• [Exercise]:
The full set of entries needs to be reproduced exactly.

Page text dataset records:
#####
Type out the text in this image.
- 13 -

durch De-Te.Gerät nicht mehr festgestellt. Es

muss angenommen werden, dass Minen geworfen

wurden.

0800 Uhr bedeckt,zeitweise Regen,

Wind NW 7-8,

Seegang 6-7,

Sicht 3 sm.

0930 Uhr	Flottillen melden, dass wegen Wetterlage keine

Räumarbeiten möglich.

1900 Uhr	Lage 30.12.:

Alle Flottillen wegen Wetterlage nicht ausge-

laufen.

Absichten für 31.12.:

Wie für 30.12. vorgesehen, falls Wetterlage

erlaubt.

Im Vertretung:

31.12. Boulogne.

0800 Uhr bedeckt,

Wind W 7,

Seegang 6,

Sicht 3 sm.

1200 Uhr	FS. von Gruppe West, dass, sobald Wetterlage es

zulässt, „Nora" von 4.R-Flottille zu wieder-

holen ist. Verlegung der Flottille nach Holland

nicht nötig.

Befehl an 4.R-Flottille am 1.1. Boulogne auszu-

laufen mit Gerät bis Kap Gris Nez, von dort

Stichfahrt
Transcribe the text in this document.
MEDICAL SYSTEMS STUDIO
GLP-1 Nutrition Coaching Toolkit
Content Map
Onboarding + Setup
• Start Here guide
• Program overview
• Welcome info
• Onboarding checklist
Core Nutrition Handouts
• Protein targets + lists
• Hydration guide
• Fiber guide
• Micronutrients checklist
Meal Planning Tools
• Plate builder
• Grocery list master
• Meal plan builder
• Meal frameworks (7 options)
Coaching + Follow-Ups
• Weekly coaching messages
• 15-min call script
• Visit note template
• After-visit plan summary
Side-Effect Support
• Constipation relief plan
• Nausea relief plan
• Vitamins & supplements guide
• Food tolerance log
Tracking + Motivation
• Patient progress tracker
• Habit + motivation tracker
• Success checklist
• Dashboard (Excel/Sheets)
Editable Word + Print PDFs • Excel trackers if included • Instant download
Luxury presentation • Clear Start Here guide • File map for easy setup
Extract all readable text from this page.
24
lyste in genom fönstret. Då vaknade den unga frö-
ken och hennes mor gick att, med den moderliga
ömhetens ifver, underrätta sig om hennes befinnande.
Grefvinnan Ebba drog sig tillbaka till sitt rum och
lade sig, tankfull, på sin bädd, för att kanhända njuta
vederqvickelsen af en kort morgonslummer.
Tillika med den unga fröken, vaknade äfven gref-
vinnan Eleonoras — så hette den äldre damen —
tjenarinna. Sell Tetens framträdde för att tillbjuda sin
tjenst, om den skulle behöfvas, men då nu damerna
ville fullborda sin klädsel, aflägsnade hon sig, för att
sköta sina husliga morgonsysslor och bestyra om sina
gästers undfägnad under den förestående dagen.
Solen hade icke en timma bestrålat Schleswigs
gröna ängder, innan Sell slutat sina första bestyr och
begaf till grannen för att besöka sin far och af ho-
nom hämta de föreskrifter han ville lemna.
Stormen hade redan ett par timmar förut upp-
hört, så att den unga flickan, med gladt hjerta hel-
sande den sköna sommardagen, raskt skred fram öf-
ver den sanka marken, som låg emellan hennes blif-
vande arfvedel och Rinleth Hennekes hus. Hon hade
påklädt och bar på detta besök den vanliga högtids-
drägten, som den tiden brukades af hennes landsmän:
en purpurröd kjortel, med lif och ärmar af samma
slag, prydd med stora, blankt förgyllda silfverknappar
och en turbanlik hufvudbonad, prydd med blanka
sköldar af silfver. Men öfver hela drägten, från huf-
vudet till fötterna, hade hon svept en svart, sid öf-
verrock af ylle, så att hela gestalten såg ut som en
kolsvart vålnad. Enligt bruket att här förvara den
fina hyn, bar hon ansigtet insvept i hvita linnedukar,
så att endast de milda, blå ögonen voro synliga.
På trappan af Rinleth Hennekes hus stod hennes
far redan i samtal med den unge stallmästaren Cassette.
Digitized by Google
#####
• [Exercise output]:
Type out the text in this image.
- 13 -

durch De-Te.Gerät nicht mehr festgestellt. Es

muss angenommen werden, dass Minen geworfen

wurden.

0800 Uhr bedeckt,zeitweise Regen,

Wind NW 7-8,

Seegang 6-7,

Sicht 3 sm.

0930 Uhr	Flottillen melden, dass wegen Wetterlage keine

Räumarbeiten möglich.

1900 Uhr	Lage 30.12.:

Alle Flottillen wegen Wetterlage nicht ausge-

laufen.

Absichten für 31.12.:

Wie für 30.12. vorgesehen, falls Wetterlage

erlaubt.

Im Vertretung:

31.12. Boulogne.

0800 Uhr bedeckt,

Wind W 7,

Seegang 6,

Sicht 3 sm.

1200 Uhr	FS. von Gruppe West, dass, sobald Wetterlage es

zulässt, „Nora" von 4.R-Flottille zu wieder-

holen ist. Verlegung der Flottille nach Holland

nicht nötig.

Befehl an 4.R-Flottille am 1.1. Boulogne auszu-

laufen mit Gerät bis Kap Gris Nez, von dort

Stichfahrt
Transcribe the text in this document.
MEDICAL SYSTEMS STUDIO
GLP-1 Nutrition Coaching Toolkit
Content Map
Onboarding + Setup
• Start Here guide
• Program overview
• Welcome info
• Onboarding checklist
Core Nutrition Handouts
• Protein targets + lists
• Hydration guide
• Fiber guide
• Micronutrients checklist
Meal Planning Tools
• Plate builder
• Grocery list master
• Meal plan builder
• Meal frameworks (7 options)
Coaching + Follow-Ups
• Weekly coaching messages
• 15-min call script
• Visit note template
• After-visit plan summary
Side-Effect Support
• Constipation relief plan
• Nausea relief plan
• Vitamins & supplements guide
• Food tolerance log
Tracking + Motivation
• Patient progress tracker
• Habit + motivation tracker
• Success checklist
• Dashboard (Excel/Sheets)
Editable Word + Print PDFs • Excel trackers if included • Instant download
Luxury presentation • Clear Start Here guide • File map for easy setup
Extract all readable text from this page.
24
lyste in genom fönstret. Då vaknade den unga frö-
ken och hennes mor gick att, med den moderliga
ömhetens ifver, underrätta sig om hennes befinnande.
Grefvinnan Ebba drog sig tillbaka till sitt rum och
lade sig, tankfull, på sin bädd, för att kanhända njuta
vederqvickelsen af en kort morgonslummer.
Tillika med den unga fröken, vaknade äfven gref-
vinnan Eleonoras — så hette den äldre damen —
tjenarinna. Sell Tetens framträdde för att tillbjuda sin
tjenst, om den skulle behöfvas, men då nu damerna
ville fullborda sin klädsel, aflägsnade hon sig, för att
sköta sina husliga morgonsysslor och bestyra om sina
gästers undfägnad under den förestående dagen.
Solen hade icke en timma bestrålat Schleswigs
gröna ängder, innan Sell slutat sina första bestyr och
begaf till grannen för att besöka sin far och af ho-
nom hämta de föreskrifter han ville lemna.
Stormen hade redan ett par timmar förut upp-
hört, så att den unga flickan, med gladt hjerta hel-
sande den sköna sommardagen, raskt skred fram öf-
ver den sanka marken, som låg emellan hennes blif-
vande arfvedel och Rinleth Hennekes hus. Hon hade
påklädt och bar på detta besök den vanliga högtids-
drägten, som den tiden brukades af hennes landsmän:
en purpurröd kjortel, med lif och ärmar af samma
slag, prydd med stora, blankt förgyllda silfverknappar
och en turbanlik hufvudbonad, prydd med blanka
sköldar af silfver. Men öfver hela drägten, från huf-
vudet till fötterna, hade hon svept en svart, sid öf-
verrock af ylle, så att hela gestalten såg ut som en
kolsvart vålnad. Enligt bruket att här förvara den
fina hyn, bar hon ansigtet insvept i hvita linnedukar,
så att endast de milda, blå ögonen voro synliga.
På trappan af Rinleth Hennekes hus stod hennes
far redan i samtal med den unge stallmästaren Cassette.
Digitized by Google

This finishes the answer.